_Description of the task_:
Transcribe the entries below with complete accuracy, excluding the pictures.

▬▬▬

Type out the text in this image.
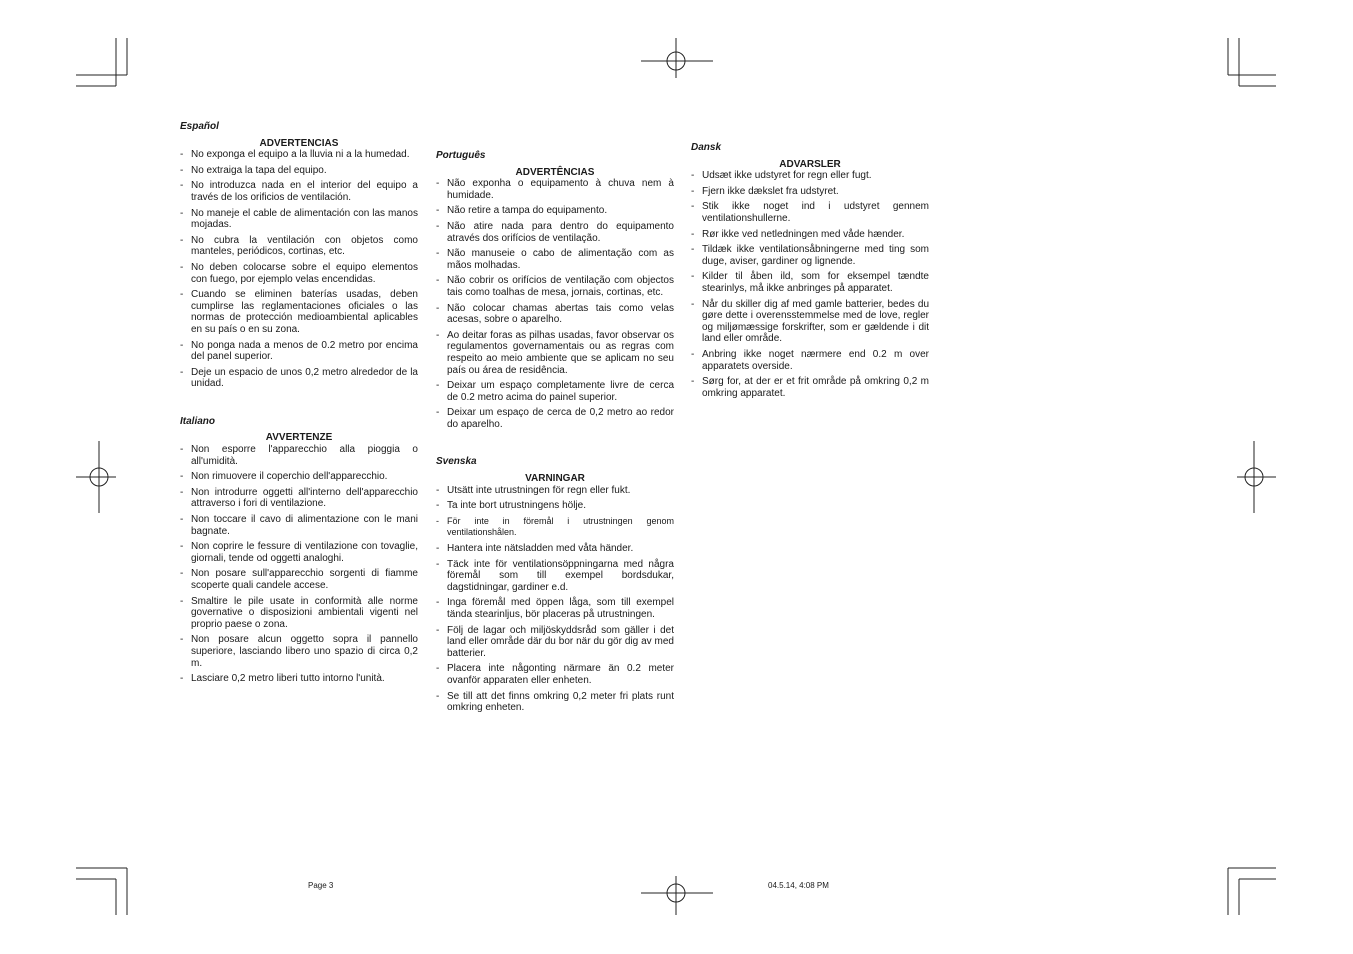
Español

ADVERTENCIAS

- No exponga el equipo a la lluvia ni a la humedad.
- No extraiga la tapa del equipo.
- No introduzca nada en el interior del equipo a través de los orificios de ventilación.
- No maneje el cable de alimentación con las manos mojadas.
- No cubra la ventilación con objetos como manteles, periódicos, cortinas, etc.
- No deben colocarse sobre el equipo elementos con fuego, por ejemplo velas encendidas.
- Cuando se eliminen baterías usadas, deben cumplirse las reglamentaciones oficiales o las normas de protección medioambiental aplicables en su país o en su zona.
- No ponga nada a menos de 0.2 metro por encima del panel superior.
- Deje un espacio de unos 0,2 metro alrededor de la unidad.

Italiano

AVVERTENZE

- Non esporre l'apparecchio alla pioggia o all'umidità.
- Non rimuovere il coperchio dell'apparecchio.
- Non introdurre oggetti all'interno dell'apparecchio attraverso i fori di ventilazione.
- Non toccare il cavo di alimentazione con le mani bagnate.
- Non coprire le fessure di ventilazione con tovaglie, giornali, tende od oggetti analoghi.
- Non posare sull'apparecchio sorgenti di fiamme scoperte quali candele accese.
- Smaltire le pile usate in conformità alle norme governative o disposizioni ambientali vigenti nel proprio paese o zona.
- Non posare alcun oggetto sopra il pannello superiore, lasciando libero uno spazio di circa 0,2 m.
- Lasciare 0,2 metro liberi tutto intorno l'unità.

Português

ADVERTÊNCIAS

- Não exponha o equipamento à chuva nem à humidade.
- Não retire a tampa do equipamento.
- Não atire nada para dentro do equipamento através dos orifícios de ventilação.
- Não manuseie o cabo de alimentação com as mãos molhadas.
- Não cobrir os orifícios de ventilação com objectos tais como toalhas de mesa, jornais, cortinas, etc.
- Não colocar chamas abertas tais como velas acesas, sobre o aparelho.
- Ao deitar foras as pilhas usadas, favor observar os regulamentos governamentais ou as regras com respeito ao meio ambiente que se aplicam no seu país ou área de residência.
- Deixar um espaço completamente livre de cerca de 0.2 metro acima do painel superior.
- Deixar um espaço de cerca de 0,2 metro ao redor do aparelho.

Svenska

VARNINGAR

- Utsätt inte utrustningen för regn eller fukt.
- Ta inte bort utrustningens hölje.
- För inte in föremål i utrustningen genom ventilationshålen.
- Hantera inte nätsladden med våta händer.
- Täck inte för ventilationsöppningarna med några föremål som till exempel bordsdukar, dagstidningar, gardiner e.d.
- Inga föremål med öppen låga, som till exempel tända stearinljus, bör placeras på utrustningen.
- Följ de lagar och miljöskyddsråd som gäller i det land eller område där du bor när du gör dig av med batterier.
- Placera inte någonting närmare än 0.2 meter ovanför apparaten eller enheten.
- Se till att det finns omkring 0,2 meter fri plats runt omkring enheten.

Dansk

ADVARSLER

- Udsæt ikke udstyret for regn eller fugt.
- Fjern ikke dækslet fra udstyret.
- Stik ikke noget ind i udstyret gennem ventilationshullerne.
- Rør ikke ved netledningen med våde hænder.
- Tildæk ikke ventilationsåbningerne med ting som duge, aviser, gardiner og lignende.
- Kilder til åben ild, som for eksempel tændte stearinlys, må ikke anbringes på apparatet.
- Når du skiller dig af med gamle batterier, bedes du gøre dette i overensstemmelse med de love, regler og miljømæssige forskrifter, som er gældende i dit land eller område.
- Anbring ikke noget nærmere end 0.2 m over apparatets overside.
- Sørg for, at der er et frit område på omkring 0,2 m omkring apparatet.
Page 3	04.5.14, 4:08 PM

▬▬▬

_Exercise output_:
Type out the text in this image.
Español

ADVERTENCIAS

- No exponga el equipo a la lluvia ni a la humedad.
- No extraiga la tapa del equipo.
- No introduzca nada en el interior del equipo a través de los orificios de ventilación.
- No maneje el cable de alimentación con las manos mojadas.
- No cubra la ventilación con objetos como manteles, periódicos, cortinas, etc.
- No deben colocarse sobre el equipo elementos con fuego, por ejemplo velas encendidas.
- Cuando se eliminen baterías usadas, deben cumplirse las reglamentaciones oficiales o las normas de protección medioambiental aplicables en su país o en su zona.
- No ponga nada a menos de 0.2 metro por encima del panel superior.
- Deje un espacio de unos 0,2 metro alrededor de la unidad.

Italiano

AVVERTENZE

- Non esporre l'apparecchio alla pioggia o all'umidità.
- Non rimuovere il coperchio dell'apparecchio.
- Non introdurre oggetti all'interno dell'apparecchio attraverso i fori di ventilazione.
- Non toccare il cavo di alimentazione con le mani bagnate.
- Non coprire le fessure di ventilazione con tovaglie, giornali, tende od oggetti analoghi.
- Non posare sull'apparecchio sorgenti di fiamme scoperte quali candele accese.
- Smaltire le pile usate in conformità alle norme governative o disposizioni ambientali vigenti nel proprio paese o zona.
- Non posare alcun oggetto sopra il pannello superiore, lasciando libero uno spazio di circa 0,2 m.
- Lasciare 0,2 metro liberi tutto intorno l'unità.

Português

ADVERTÊNCIAS

- Não exponha o equipamento à chuva nem à humidade.
- Não retire a tampa do equipamento.
- Não atire nada para dentro do equipamento através dos orifícios de ventilação.
- Não manuseie o cabo de alimentação com as mãos molhadas.
- Não cobrir os orifícios de ventilação com objectos tais como toalhas de mesa, jornais, cortinas, etc.
- Não colocar chamas abertas tais como velas acesas, sobre o aparelho.
- Ao deitar foras as pilhas usadas, favor observar os regulamentos governamentais ou as regras com respeito ao meio ambiente que se aplicam no seu país ou área de residência.
- Deixar um espaço completamente livre de cerca de 0.2 metro acima do painel superior.
- Deixar um espaço de cerca de 0,2 metro ao redor do aparelho.

Svenska

VARNINGAR

- Utsätt inte utrustningen för regn eller fukt.
- Ta inte bort utrustningens hölje.
- För inte in föremål i utrustningen genom ventilationshålen.
- Hantera inte nätsladden med våta händer.
- Täck inte för ventilationsöppningarna med några föremål som till exempel bordsdukar, dagstidningar, gardiner e.d.
- Inga föremål med öppen låga, som till exempel tända stearinljus, bör placeras på utrustningen.
- Följ de lagar och miljöskyddsråd som gäller i det land eller område där du bor när du gör dig av med batterier.
- Placera inte någonting närmare än 0.2 meter ovanför apparaten eller enheten.
- Se till att det finns omkring 0,2 meter fri plats runt omkring enheten.

Dansk

ADVARSLER

- Udsæt ikke udstyret for regn eller fugt.
- Fjern ikke dækslet fra udstyret.
- Stik ikke noget ind i udstyret gennem ventilationshullerne.
- Rør ikke ved netledningen med våde hænder.
- Tildæk ikke ventilationsåbningerne med ting som duge, aviser, gardiner og lignende.
- Kilder til åben ild, som for eksempel tændte stearinlys, må ikke anbringes på apparatet.
- Når du skiller dig af med gamle batterier, bedes du gøre dette i overensstemmelse med de love, regler og miljømæssige forskrifter, som er gældende i dit land eller område.
- Anbring ikke noget nærmere end 0.2 m over apparatets overside.
- Sørg for, at der er et frit område på omkring 0,2 m omkring apparatet.
Page 3	04.5.14, 4:08 PM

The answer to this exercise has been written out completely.